— PASSAGE SHOWN —
((
String Matching Algorithms - Homework Assignment

Overview

This homework assignment focuses on implementing and analyzing string matching algorithms. You will implement two algorithms and create a pre-analysis system to intelligently choose the best algorithm for different scenarios.

Test cases are loaded from JSON files, making it easy to add, modify, and share test cases.

Project Structure

StringMatching/
├── src/
│   ├── Solution.java              - Base class for all algorithms
│   ├── Analysis.java              - Contains all algorithm implementations
│   ├── PreAnalysis.java           - Pre-analysis interface and implementations
│   ├── TestCase.java              - Test case data structure
│   ├── TestCaseLoader.java        - Loads test cases from JSON files
│   ├── TestRunner.java            - Test execution and comparison
│   ├── PreAnalysisComparison.java - Pre-analysis performance comparison
│   ├── ManualTest.java            - Main program entry point
│   └── ManualTestRunner.java      - Detailed test execution with timing
├── testcases/
│   ├── shared/                    - Test cases for students (JSON files)
│   │   ├── 01_simple_match.json
│   │   ├── 02_no_match.json
│   │   └── ... (10 test files)
│   └── hidden/                    - Test cases for grading (JSON files)
│       ├── 11_case_sensitive.json
│       └── ... (5 test files)
├── run.sh                         - Quick run script
└── test.sh                        - Main test runner script

Your Tasks

Task 1: Implement Boyer-Moore Algorithm (Required)

File: src/Analysis.java - Class BoyerMoore

Implement the Boyer-Moore string matching algorithm. This algorithm is known for its efficiency, especially with large alphabets.
))
(Collection entries)
((
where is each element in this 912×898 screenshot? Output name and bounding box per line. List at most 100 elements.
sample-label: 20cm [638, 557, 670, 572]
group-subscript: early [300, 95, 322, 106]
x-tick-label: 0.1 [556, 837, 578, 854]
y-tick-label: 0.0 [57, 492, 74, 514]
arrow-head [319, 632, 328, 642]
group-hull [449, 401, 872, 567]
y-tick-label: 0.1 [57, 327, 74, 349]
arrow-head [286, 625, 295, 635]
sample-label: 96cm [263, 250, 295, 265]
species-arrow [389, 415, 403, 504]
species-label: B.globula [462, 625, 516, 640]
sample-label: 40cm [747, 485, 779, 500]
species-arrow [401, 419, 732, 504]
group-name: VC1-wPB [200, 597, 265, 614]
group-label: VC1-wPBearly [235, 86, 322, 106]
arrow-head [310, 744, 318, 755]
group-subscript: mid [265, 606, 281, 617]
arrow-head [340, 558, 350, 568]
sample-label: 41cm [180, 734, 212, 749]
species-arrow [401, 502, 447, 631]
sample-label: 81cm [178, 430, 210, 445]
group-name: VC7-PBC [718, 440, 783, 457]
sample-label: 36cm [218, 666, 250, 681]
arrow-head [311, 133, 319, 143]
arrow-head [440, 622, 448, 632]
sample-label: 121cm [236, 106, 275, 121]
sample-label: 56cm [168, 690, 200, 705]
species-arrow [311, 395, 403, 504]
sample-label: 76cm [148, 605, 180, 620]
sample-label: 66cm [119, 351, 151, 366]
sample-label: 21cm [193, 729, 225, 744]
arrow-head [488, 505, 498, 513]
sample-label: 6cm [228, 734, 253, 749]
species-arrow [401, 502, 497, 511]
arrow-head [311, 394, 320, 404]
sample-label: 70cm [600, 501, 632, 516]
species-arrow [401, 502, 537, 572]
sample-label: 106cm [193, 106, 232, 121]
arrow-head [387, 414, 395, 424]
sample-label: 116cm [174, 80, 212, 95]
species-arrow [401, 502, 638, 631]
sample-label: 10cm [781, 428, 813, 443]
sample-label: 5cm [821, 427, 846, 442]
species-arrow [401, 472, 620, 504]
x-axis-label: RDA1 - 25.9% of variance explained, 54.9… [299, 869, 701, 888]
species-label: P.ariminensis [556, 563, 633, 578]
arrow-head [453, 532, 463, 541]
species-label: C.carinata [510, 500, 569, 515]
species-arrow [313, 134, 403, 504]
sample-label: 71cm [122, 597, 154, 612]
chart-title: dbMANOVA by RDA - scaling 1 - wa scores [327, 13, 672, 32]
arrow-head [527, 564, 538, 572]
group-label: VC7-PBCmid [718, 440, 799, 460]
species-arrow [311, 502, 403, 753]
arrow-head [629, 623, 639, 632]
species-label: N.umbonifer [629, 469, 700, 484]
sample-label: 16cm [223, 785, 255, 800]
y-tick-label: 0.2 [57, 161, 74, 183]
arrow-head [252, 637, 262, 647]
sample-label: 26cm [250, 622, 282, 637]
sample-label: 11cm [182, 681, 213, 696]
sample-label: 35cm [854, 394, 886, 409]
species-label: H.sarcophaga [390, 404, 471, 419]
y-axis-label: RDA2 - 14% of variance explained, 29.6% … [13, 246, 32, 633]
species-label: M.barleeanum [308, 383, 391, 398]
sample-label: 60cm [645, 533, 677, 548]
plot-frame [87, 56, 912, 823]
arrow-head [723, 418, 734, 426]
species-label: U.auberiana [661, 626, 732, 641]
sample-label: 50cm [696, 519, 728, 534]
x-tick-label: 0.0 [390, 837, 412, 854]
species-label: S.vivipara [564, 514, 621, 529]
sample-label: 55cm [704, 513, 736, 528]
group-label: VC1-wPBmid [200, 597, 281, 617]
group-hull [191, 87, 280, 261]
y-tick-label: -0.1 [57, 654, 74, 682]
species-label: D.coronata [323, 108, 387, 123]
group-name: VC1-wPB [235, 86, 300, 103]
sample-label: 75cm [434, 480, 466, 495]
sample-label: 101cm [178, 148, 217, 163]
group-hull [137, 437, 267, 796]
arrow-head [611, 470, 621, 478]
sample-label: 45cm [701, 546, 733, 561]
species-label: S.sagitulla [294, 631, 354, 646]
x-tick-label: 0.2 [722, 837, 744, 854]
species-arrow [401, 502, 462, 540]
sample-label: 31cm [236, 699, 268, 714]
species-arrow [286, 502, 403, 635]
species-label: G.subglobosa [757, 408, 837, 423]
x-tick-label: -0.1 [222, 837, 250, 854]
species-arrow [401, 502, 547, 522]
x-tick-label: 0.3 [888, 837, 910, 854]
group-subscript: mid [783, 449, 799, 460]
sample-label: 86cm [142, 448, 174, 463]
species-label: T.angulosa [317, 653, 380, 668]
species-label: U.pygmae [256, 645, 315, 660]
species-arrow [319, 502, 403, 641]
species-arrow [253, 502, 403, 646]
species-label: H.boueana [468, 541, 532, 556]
))
— AIM OF THE TASK —
From the homework assignment, copy the part that begins at the words "File: src/Analysis.java - Class" and stops after "with large alphabets.", substituting "speed" for "efficiency". The collection entries aren't needed here.

— YOUR RESPONSE —
File: src/Analysis.java - Class BoyerMoore

Implement the Boyer-Moore string matching algorithm. This algorithm is known for its speed, especially with large alphabets.